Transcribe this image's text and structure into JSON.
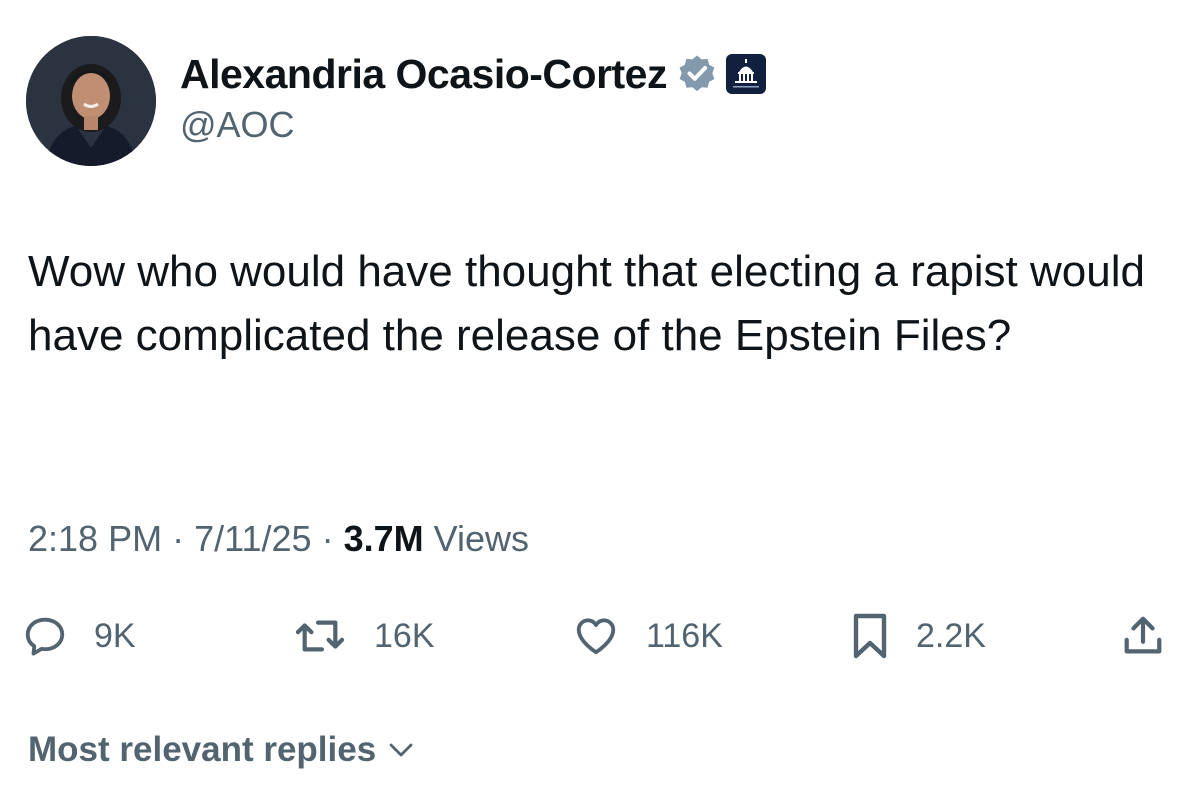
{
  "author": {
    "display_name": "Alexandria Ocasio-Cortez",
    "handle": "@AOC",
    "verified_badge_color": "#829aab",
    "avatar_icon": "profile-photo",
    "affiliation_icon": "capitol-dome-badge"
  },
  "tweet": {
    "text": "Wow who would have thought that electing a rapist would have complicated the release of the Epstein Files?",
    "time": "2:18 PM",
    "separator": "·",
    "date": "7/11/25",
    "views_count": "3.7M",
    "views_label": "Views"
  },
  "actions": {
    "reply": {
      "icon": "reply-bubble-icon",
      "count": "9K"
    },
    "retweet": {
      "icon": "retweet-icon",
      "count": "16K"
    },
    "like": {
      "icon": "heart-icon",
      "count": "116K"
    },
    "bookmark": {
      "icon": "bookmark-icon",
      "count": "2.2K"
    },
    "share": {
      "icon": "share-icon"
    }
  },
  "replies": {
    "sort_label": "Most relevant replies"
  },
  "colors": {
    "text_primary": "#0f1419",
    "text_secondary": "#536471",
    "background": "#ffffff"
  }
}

==

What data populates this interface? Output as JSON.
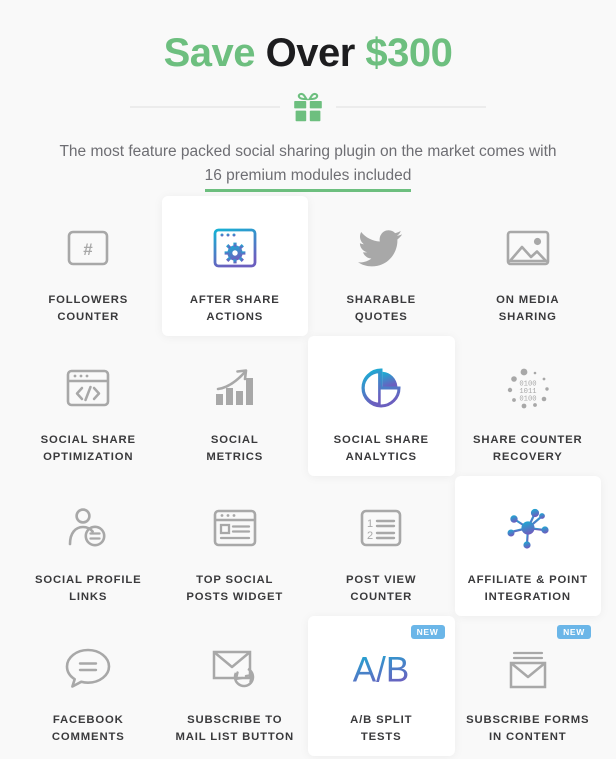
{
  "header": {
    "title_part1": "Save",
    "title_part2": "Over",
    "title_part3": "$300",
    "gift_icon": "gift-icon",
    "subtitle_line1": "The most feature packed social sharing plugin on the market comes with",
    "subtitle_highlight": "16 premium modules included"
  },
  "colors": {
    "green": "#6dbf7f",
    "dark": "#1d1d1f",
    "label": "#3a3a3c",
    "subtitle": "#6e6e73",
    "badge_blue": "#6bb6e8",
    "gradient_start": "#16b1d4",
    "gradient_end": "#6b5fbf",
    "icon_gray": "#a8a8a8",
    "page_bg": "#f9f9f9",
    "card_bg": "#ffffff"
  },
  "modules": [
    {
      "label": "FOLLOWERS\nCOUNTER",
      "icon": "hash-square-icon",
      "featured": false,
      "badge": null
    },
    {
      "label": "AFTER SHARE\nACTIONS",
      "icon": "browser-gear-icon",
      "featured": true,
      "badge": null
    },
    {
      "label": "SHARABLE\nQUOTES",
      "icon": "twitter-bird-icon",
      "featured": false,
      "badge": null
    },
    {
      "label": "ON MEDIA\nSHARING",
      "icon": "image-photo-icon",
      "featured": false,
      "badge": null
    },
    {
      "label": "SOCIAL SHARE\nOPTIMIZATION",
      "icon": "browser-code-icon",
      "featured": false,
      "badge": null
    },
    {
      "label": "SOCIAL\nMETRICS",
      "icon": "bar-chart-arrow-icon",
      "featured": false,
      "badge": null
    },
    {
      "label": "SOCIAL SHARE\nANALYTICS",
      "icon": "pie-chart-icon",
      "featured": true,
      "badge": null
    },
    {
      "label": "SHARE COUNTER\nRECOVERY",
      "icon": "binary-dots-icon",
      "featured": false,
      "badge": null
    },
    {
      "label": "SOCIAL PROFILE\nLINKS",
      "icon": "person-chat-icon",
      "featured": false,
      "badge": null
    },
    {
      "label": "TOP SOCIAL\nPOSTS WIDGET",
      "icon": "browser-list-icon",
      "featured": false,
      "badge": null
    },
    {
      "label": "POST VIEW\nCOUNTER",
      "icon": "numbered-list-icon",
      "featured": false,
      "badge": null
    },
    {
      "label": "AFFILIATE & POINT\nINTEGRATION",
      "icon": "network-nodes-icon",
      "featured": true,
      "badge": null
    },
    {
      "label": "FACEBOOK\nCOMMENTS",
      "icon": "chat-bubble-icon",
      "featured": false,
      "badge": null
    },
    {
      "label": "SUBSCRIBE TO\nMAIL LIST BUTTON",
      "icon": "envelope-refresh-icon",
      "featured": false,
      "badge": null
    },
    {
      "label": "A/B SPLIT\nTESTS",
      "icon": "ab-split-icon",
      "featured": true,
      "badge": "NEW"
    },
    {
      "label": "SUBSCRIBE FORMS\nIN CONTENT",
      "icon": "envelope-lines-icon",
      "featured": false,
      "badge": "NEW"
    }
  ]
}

What needs to be done: Gather each line from the entries above that includes the word "bubble".

Solution for this problem:
      "icon": "reply-bubble-icon",
      "icon": "chat-bubble-icon",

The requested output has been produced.